(Data entries)
--------

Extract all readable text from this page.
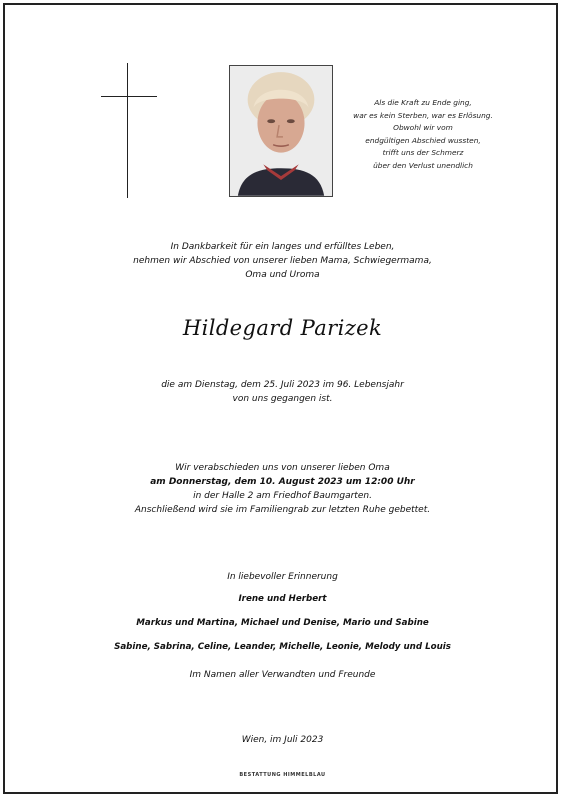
Als die Kraft zu Ende ging,
war es kein Sterben, war es Erlösung.
Obwohl wir vom
endgültigen Abschied wussten,
trifft uns der Schmerz
über den Verlust unendlich
In Dankbarkeit für ein langes und erfülltes Leben,
nehmen wir Abschied von unserer lieben Mama, Schwiegermama,
Oma und Uroma
Hildegard Parizek
die am Dienstag, dem 25. Juli 2023 im 96. Lebensjahr
von uns gegangen ist.
Wir verabschieden uns von unserer lieben Oma
am Donnerstag, dem 10. August 2023 um 12:00 Uhr
in der Halle 2 am Friedhof Baumgarten.
Anschließend wird sie im Familiengrab zur letzten Ruhe gebettet.
In liebevoller Erinnerung
Irene und Herbert
Markus und Martina, Michael und Denise, Mario und Sabine
Sabine, Sabrina, Celine, Leander, Michelle, Leonie, Melody und Louis
Im Namen aller Verwandten und Freunde
Wien, im Juli 2023
BESTATTUNG HIMMELBLAU
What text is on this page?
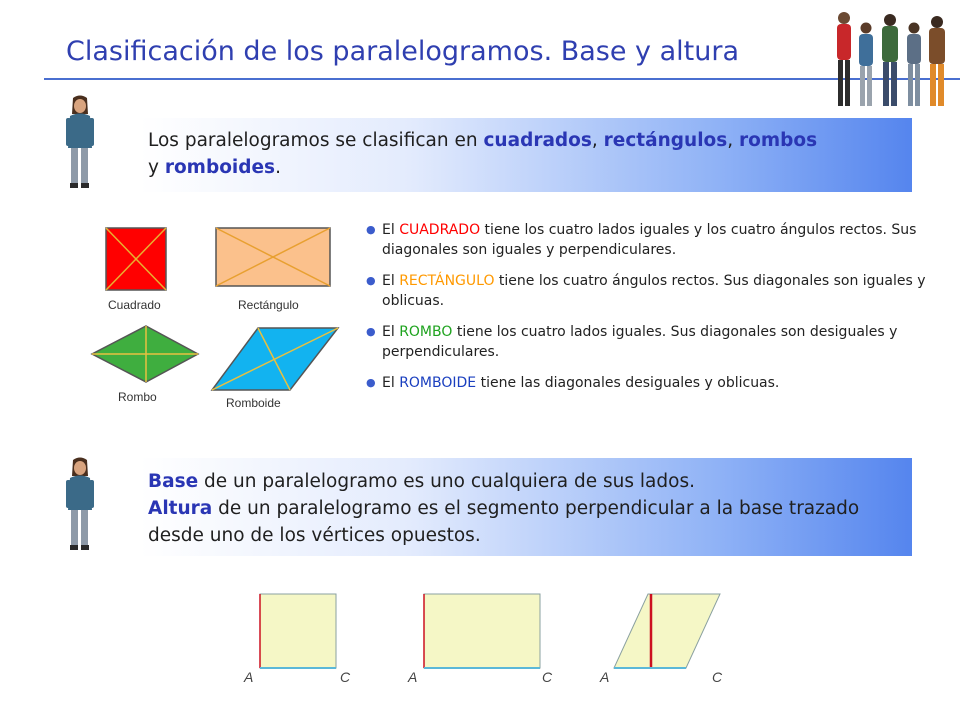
Clasificación de los paralelogramos. Base y altura
Los paralelogramos se clasifican en cuadrados, rectángulos, rombos
y romboides.
Cuadrado	Rectángulo
Rombo	Romboide
● El CUADRADO tiene los cuatro lados iguales y los cuatro ángulos rectos. Sus diagonales son iguales y perpendiculares.
● El RECTÁNGULO tiene los cuatro ángulos rectos. Sus diagonales son iguales y oblicuas.
● El ROMBO tiene los cuatro lados iguales. Sus diagonales son desiguales y perpendiculares.
● El ROMBOIDE tiene las diagonales desiguales y oblicuas.
Base de un paralelogramo es uno cualquiera de sus lados.
Altura de un paralelogramo es el segmento perpendicular a la base trazado desde uno de los vértices opuestos.
A	C	A	C	A	C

--------

■ What you have to do
In the material above, find the lines that contain "desiguales" and show them.

■ Exercise response
● El ROMBO tiene los cuatro lados iguales. Sus diagonales son desiguales y perpendiculares.
● El ROMBOIDE tiene las diagonales desiguales y oblicuas.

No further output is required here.